• _What you need to do_: The records that follow must be repeated verbatim, every one of them.

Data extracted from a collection
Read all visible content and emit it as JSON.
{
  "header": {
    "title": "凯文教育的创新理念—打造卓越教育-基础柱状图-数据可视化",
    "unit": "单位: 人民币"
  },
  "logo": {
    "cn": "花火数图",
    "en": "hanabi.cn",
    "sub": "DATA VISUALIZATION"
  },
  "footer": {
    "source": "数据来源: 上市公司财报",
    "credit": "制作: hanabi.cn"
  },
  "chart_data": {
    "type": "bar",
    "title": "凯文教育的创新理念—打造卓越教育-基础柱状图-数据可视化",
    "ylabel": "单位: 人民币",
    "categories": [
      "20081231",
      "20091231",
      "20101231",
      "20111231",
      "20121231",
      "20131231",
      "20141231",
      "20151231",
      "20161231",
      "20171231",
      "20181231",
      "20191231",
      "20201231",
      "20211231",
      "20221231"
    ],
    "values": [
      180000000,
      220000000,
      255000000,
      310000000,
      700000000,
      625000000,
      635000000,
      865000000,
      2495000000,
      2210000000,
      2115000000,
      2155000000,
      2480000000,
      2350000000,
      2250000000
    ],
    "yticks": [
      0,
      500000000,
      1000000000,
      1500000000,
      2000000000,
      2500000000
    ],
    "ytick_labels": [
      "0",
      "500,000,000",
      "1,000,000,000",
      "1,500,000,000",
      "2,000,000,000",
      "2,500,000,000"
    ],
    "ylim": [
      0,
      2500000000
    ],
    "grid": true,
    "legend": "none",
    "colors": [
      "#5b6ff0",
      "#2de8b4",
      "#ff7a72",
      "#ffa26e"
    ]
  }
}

• _Solution_:
Read all visible content and emit it as JSON.
{
  "header": {
    "title": "凯文教育的创新理念—打造卓越教育-基础柱状图-数据可视化",
    "unit": "单位: 人民币"
  },
  "logo": {
    "cn": "花火数图",
    "en": "hanabi.cn",
    "sub": "DATA VISUALIZATION"
  },
  "footer": {
    "source": "数据来源: 上市公司财报",
    "credit": "制作: hanabi.cn"
  },
  "chart_data": {
    "type": "bar",
    "title": "凯文教育的创新理念—打造卓越教育-基础柱状图-数据可视化",
    "ylabel": "单位: 人民币",
    "categories": [
      "20081231",
      "20091231",
      "20101231",
      "20111231",
      "20121231",
      "20131231",
      "20141231",
      "20151231",
      "20161231",
      "20171231",
      "20181231",
      "20191231",
      "20201231",
      "20211231",
      "20221231"
    ],
    "values": [
      180000000,
      220000000,
      255000000,
      310000000,
      700000000,
      625000000,
      635000000,
      865000000,
      2495000000,
      2210000000,
      2115000000,
      2155000000,
      2480000000,
      2350000000,
      2250000000
    ],
    "yticks": [
      0,
      500000000,
      1000000000,
      1500000000,
      2000000000,
      2500000000
    ],
    "ytick_labels": [
      "0",
      "500,000,000",
      "1,000,000,000",
      "1,500,000,000",
      "2,000,000,000",
      "2,500,000,000"
    ],
    "ylim": [
      0,
      2500000000
    ],
    "grid": true,
    "legend": "none",
    "colors": [
      "#5b6ff0",
      "#2de8b4",
      "#ff7a72",
      "#ffa26e"
    ]
  }
}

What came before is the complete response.